> _Set problem_:
Copy out each line exactly; pictures stay out of the copy.

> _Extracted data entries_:
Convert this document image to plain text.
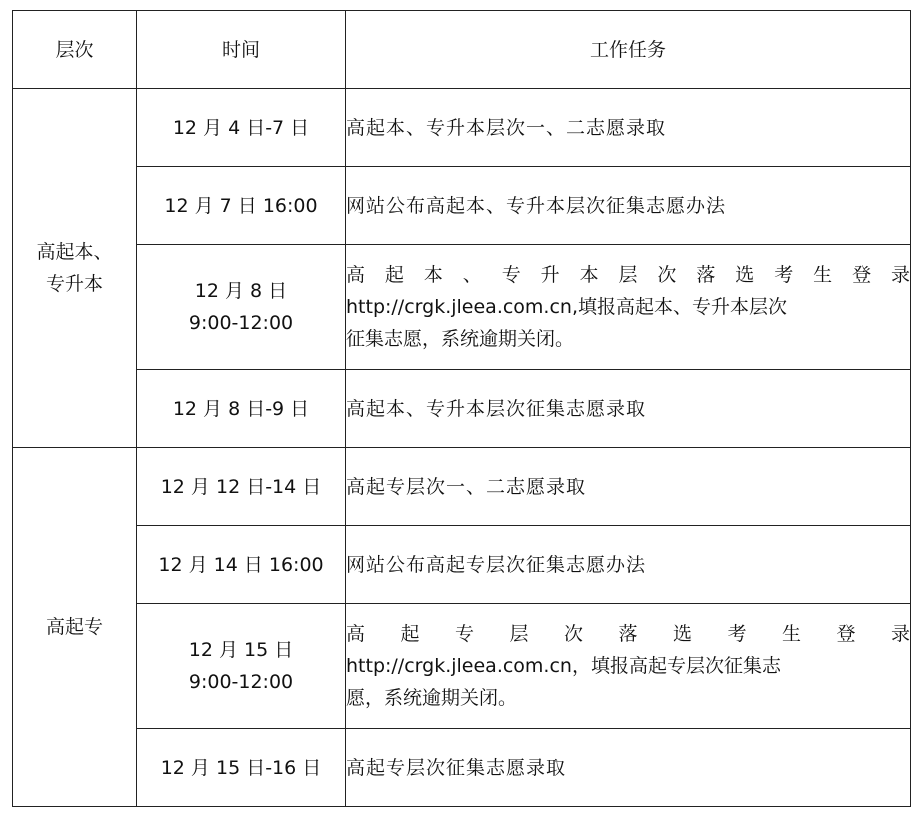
层次	时间	工作任务

高起本、
专升本	12 月 4 日-7 日	高起本、专升本层次一、二志愿录取

	12 月 7 日 16:00	网站公布高起本、专升本层次征集志愿办法

	12 月 8 日
9:00-12:00	高 起 本 、 专 升 本 层 次 落 选 考 生 登 录
http://crgk.jleea.com.cn,填报高起本、专升本层次
征集志愿，系统逾期关闭。

	12 月 8 日-9 日	高起本、专升本层次征集志愿录取

高起专	12 月 12 日-14 日	高起专层次一、二志愿录取

	12 月 14 日 16:00	网站公布高起专层次征集志愿办法

	12 月 15 日
9:00-12:00	高 起 专 层 次 落 选 考 生 登 录
http://crgk.jleea.com.cn，填报高起专层次征集志
愿，系统逾期关闭。

	12 月 15 日-16 日	高起专层次征集志愿录取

> _Response to this exercise_:
Convert this document image to plain text.
层次	时间	工作任务

高起本、
专升本	12 月 4 日-7 日	高起本、专升本层次一、二志愿录取

	12 月 7 日 16:00	网站公布高起本、专升本层次征集志愿办法

	12 月 8 日
9:00-12:00	高 起 本 、 专 升 本 层 次 落 选 考 生 登 录
http://crgk.jleea.com.cn,填报高起本、专升本层次
征集志愿，系统逾期关闭。

	12 月 8 日-9 日	高起本、专升本层次征集志愿录取

高起专	12 月 12 日-14 日	高起专层次一、二志愿录取

	12 月 14 日 16:00	网站公布高起专层次征集志愿办法

	12 月 15 日
9:00-12:00	高 起 专 层 次 落 选 考 生 登 录
http://crgk.jleea.com.cn，填报高起专层次征集志
愿，系统逾期关闭。

	12 月 15 日-16 日	高起专层次征集志愿录取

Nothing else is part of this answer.